§ **Given data**:
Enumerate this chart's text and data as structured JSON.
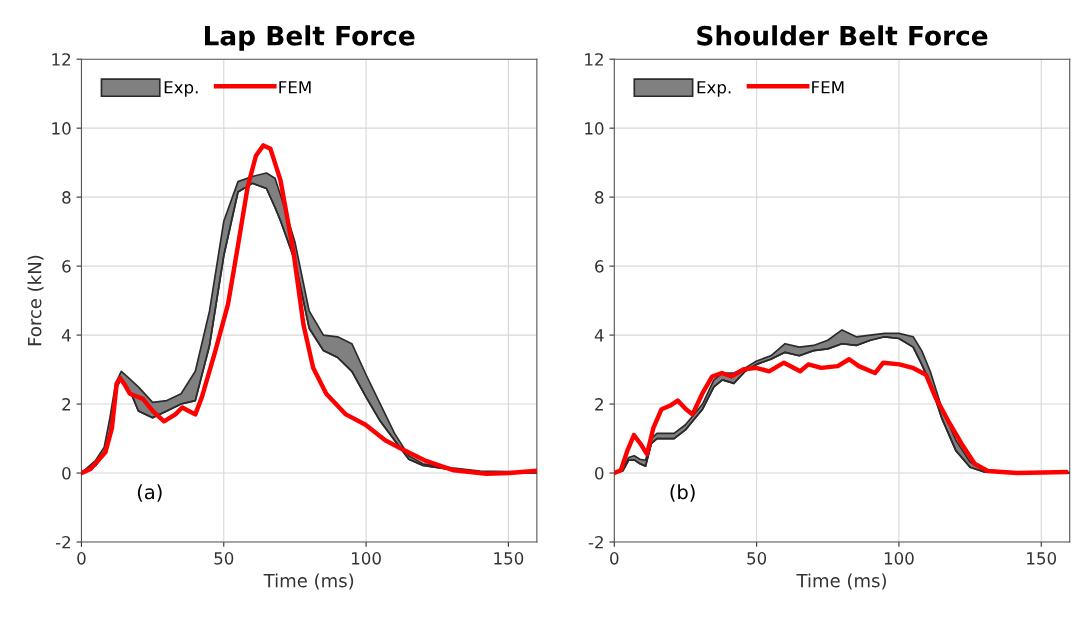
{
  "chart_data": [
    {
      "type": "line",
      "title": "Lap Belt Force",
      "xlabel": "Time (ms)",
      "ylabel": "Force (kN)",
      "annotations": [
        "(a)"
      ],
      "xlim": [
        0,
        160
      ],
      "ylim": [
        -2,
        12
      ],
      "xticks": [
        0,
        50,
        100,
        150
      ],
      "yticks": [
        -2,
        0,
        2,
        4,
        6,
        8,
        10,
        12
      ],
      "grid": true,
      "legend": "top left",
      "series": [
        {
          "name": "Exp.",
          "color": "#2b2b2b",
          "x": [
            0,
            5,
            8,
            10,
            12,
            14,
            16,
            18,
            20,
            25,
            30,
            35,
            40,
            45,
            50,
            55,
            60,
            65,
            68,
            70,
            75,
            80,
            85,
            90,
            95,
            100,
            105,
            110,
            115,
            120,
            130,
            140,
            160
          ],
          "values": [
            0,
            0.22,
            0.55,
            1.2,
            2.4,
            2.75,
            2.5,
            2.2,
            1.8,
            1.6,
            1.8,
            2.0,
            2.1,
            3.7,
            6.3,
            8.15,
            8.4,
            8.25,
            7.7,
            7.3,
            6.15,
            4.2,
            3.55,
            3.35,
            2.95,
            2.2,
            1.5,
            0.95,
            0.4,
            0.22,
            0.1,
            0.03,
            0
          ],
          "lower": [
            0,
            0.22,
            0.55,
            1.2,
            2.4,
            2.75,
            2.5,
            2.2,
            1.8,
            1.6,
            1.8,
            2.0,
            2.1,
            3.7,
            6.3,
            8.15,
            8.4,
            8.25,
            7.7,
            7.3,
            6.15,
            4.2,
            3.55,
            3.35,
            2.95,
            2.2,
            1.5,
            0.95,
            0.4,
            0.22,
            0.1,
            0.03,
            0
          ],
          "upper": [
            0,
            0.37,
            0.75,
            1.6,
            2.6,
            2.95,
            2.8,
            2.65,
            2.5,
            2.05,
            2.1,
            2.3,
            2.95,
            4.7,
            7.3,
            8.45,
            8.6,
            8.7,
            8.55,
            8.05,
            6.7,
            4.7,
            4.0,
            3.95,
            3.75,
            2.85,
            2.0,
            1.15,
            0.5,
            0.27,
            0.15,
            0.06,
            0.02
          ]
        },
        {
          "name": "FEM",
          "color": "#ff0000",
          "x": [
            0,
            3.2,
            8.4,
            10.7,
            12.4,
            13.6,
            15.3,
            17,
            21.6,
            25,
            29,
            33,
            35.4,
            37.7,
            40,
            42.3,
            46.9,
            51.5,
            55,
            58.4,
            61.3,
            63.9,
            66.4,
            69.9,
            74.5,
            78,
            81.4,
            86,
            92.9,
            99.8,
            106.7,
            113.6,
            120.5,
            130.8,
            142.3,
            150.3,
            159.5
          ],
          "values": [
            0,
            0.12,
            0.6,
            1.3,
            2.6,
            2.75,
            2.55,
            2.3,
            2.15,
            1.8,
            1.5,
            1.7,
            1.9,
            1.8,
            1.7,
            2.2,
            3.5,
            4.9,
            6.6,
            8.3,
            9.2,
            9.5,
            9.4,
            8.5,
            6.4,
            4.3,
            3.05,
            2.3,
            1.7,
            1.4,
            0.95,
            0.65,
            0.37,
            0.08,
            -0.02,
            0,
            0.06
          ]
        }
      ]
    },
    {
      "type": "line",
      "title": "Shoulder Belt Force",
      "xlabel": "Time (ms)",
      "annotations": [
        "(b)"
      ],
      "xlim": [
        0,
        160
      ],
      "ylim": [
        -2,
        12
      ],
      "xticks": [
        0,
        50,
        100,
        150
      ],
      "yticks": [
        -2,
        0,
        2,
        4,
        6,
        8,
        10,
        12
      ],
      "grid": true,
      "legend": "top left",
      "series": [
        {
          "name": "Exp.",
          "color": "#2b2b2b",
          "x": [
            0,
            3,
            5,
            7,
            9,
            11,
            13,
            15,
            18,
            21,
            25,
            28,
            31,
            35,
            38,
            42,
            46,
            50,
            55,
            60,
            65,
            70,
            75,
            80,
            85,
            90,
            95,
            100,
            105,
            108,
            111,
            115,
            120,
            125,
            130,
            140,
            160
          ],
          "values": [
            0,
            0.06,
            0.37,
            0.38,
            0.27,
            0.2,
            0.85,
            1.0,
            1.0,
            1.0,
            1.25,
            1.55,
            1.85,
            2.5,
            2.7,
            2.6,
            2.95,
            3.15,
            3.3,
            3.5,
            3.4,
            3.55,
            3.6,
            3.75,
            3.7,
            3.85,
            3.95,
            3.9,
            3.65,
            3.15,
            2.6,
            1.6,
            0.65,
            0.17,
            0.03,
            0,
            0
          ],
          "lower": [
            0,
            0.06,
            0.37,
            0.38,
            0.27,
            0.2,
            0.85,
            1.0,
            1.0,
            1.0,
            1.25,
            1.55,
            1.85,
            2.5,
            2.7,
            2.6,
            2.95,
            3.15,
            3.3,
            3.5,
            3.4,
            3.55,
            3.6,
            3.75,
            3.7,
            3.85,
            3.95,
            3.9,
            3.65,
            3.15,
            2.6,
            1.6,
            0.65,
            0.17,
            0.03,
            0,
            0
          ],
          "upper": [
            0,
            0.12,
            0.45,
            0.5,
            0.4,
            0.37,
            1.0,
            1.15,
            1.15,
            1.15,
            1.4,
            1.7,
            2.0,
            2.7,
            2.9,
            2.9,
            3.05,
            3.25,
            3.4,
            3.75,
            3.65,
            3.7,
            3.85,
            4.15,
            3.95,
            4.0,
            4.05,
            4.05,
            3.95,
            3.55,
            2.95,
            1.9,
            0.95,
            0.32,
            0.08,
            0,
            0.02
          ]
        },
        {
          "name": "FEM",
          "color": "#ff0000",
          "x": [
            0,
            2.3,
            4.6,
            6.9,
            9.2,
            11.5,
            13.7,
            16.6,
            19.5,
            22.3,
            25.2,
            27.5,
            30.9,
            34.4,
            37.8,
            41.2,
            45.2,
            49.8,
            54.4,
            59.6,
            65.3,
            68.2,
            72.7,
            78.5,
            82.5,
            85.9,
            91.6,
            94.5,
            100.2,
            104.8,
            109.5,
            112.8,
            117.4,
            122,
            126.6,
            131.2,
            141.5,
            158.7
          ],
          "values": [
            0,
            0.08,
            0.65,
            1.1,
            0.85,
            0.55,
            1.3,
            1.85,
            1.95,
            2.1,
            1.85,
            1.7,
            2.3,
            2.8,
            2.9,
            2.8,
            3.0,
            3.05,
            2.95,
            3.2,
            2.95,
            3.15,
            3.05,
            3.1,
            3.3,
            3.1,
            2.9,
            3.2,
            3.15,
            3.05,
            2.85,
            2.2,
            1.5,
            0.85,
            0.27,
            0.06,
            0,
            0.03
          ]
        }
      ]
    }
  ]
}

§ **Your instructions**: All of the entries need to be transcribed word for word; pictures are left out.

§ **Answer in full**:
Enumerate this chart's text and data as structured JSON.
{
  "chart_data": [
    {
      "type": "line",
      "title": "Lap Belt Force",
      "xlabel": "Time (ms)",
      "ylabel": "Force (kN)",
      "annotations": [
        "(a)"
      ],
      "xlim": [
        0,
        160
      ],
      "ylim": [
        -2,
        12
      ],
      "xticks": [
        0,
        50,
        100,
        150
      ],
      "yticks": [
        -2,
        0,
        2,
        4,
        6,
        8,
        10,
        12
      ],
      "grid": true,
      "legend": "top left",
      "series": [
        {
          "name": "Exp.",
          "color": "#2b2b2b",
          "x": [
            0,
            5,
            8,
            10,
            12,
            14,
            16,
            18,
            20,
            25,
            30,
            35,
            40,
            45,
            50,
            55,
            60,
            65,
            68,
            70,
            75,
            80,
            85,
            90,
            95,
            100,
            105,
            110,
            115,
            120,
            130,
            140,
            160
          ],
          "values": [
            0,
            0.22,
            0.55,
            1.2,
            2.4,
            2.75,
            2.5,
            2.2,
            1.8,
            1.6,
            1.8,
            2.0,
            2.1,
            3.7,
            6.3,
            8.15,
            8.4,
            8.25,
            7.7,
            7.3,
            6.15,
            4.2,
            3.55,
            3.35,
            2.95,
            2.2,
            1.5,
            0.95,
            0.4,
            0.22,
            0.1,
            0.03,
            0
          ],
          "lower": [
            0,
            0.22,
            0.55,
            1.2,
            2.4,
            2.75,
            2.5,
            2.2,
            1.8,
            1.6,
            1.8,
            2.0,
            2.1,
            3.7,
            6.3,
            8.15,
            8.4,
            8.25,
            7.7,
            7.3,
            6.15,
            4.2,
            3.55,
            3.35,
            2.95,
            2.2,
            1.5,
            0.95,
            0.4,
            0.22,
            0.1,
            0.03,
            0
          ],
          "upper": [
            0,
            0.37,
            0.75,
            1.6,
            2.6,
            2.95,
            2.8,
            2.65,
            2.5,
            2.05,
            2.1,
            2.3,
            2.95,
            4.7,
            7.3,
            8.45,
            8.6,
            8.7,
            8.55,
            8.05,
            6.7,
            4.7,
            4.0,
            3.95,
            3.75,
            2.85,
            2.0,
            1.15,
            0.5,
            0.27,
            0.15,
            0.06,
            0.02
          ]
        },
        {
          "name": "FEM",
          "color": "#ff0000",
          "x": [
            0,
            3.2,
            8.4,
            10.7,
            12.4,
            13.6,
            15.3,
            17,
            21.6,
            25,
            29,
            33,
            35.4,
            37.7,
            40,
            42.3,
            46.9,
            51.5,
            55,
            58.4,
            61.3,
            63.9,
            66.4,
            69.9,
            74.5,
            78,
            81.4,
            86,
            92.9,
            99.8,
            106.7,
            113.6,
            120.5,
            130.8,
            142.3,
            150.3,
            159.5
          ],
          "values": [
            0,
            0.12,
            0.6,
            1.3,
            2.6,
            2.75,
            2.55,
            2.3,
            2.15,
            1.8,
            1.5,
            1.7,
            1.9,
            1.8,
            1.7,
            2.2,
            3.5,
            4.9,
            6.6,
            8.3,
            9.2,
            9.5,
            9.4,
            8.5,
            6.4,
            4.3,
            3.05,
            2.3,
            1.7,
            1.4,
            0.95,
            0.65,
            0.37,
            0.08,
            -0.02,
            0,
            0.06
          ]
        }
      ]
    },
    {
      "type": "line",
      "title": "Shoulder Belt Force",
      "xlabel": "Time (ms)",
      "annotations": [
        "(b)"
      ],
      "xlim": [
        0,
        160
      ],
      "ylim": [
        -2,
        12
      ],
      "xticks": [
        0,
        50,
        100,
        150
      ],
      "yticks": [
        -2,
        0,
        2,
        4,
        6,
        8,
        10,
        12
      ],
      "grid": true,
      "legend": "top left",
      "series": [
        {
          "name": "Exp.",
          "color": "#2b2b2b",
          "x": [
            0,
            3,
            5,
            7,
            9,
            11,
            13,
            15,
            18,
            21,
            25,
            28,
            31,
            35,
            38,
            42,
            46,
            50,
            55,
            60,
            65,
            70,
            75,
            80,
            85,
            90,
            95,
            100,
            105,
            108,
            111,
            115,
            120,
            125,
            130,
            140,
            160
          ],
          "values": [
            0,
            0.06,
            0.37,
            0.38,
            0.27,
            0.2,
            0.85,
            1.0,
            1.0,
            1.0,
            1.25,
            1.55,
            1.85,
            2.5,
            2.7,
            2.6,
            2.95,
            3.15,
            3.3,
            3.5,
            3.4,
            3.55,
            3.6,
            3.75,
            3.7,
            3.85,
            3.95,
            3.9,
            3.65,
            3.15,
            2.6,
            1.6,
            0.65,
            0.17,
            0.03,
            0,
            0
          ],
          "lower": [
            0,
            0.06,
            0.37,
            0.38,
            0.27,
            0.2,
            0.85,
            1.0,
            1.0,
            1.0,
            1.25,
            1.55,
            1.85,
            2.5,
            2.7,
            2.6,
            2.95,
            3.15,
            3.3,
            3.5,
            3.4,
            3.55,
            3.6,
            3.75,
            3.7,
            3.85,
            3.95,
            3.9,
            3.65,
            3.15,
            2.6,
            1.6,
            0.65,
            0.17,
            0.03,
            0,
            0
          ],
          "upper": [
            0,
            0.12,
            0.45,
            0.5,
            0.4,
            0.37,
            1.0,
            1.15,
            1.15,
            1.15,
            1.4,
            1.7,
            2.0,
            2.7,
            2.9,
            2.9,
            3.05,
            3.25,
            3.4,
            3.75,
            3.65,
            3.7,
            3.85,
            4.15,
            3.95,
            4.0,
            4.05,
            4.05,
            3.95,
            3.55,
            2.95,
            1.9,
            0.95,
            0.32,
            0.08,
            0,
            0.02
          ]
        },
        {
          "name": "FEM",
          "color": "#ff0000",
          "x": [
            0,
            2.3,
            4.6,
            6.9,
            9.2,
            11.5,
            13.7,
            16.6,
            19.5,
            22.3,
            25.2,
            27.5,
            30.9,
            34.4,
            37.8,
            41.2,
            45.2,
            49.8,
            54.4,
            59.6,
            65.3,
            68.2,
            72.7,
            78.5,
            82.5,
            85.9,
            91.6,
            94.5,
            100.2,
            104.8,
            109.5,
            112.8,
            117.4,
            122,
            126.6,
            131.2,
            141.5,
            158.7
          ],
          "values": [
            0,
            0.08,
            0.65,
            1.1,
            0.85,
            0.55,
            1.3,
            1.85,
            1.95,
            2.1,
            1.85,
            1.7,
            2.3,
            2.8,
            2.9,
            2.8,
            3.0,
            3.05,
            2.95,
            3.2,
            2.95,
            3.15,
            3.05,
            3.1,
            3.3,
            3.1,
            2.9,
            3.2,
            3.15,
            3.05,
            2.85,
            2.2,
            1.5,
            0.85,
            0.27,
            0.06,
            0,
            0.03
          ]
        }
      ]
    }
  ]
}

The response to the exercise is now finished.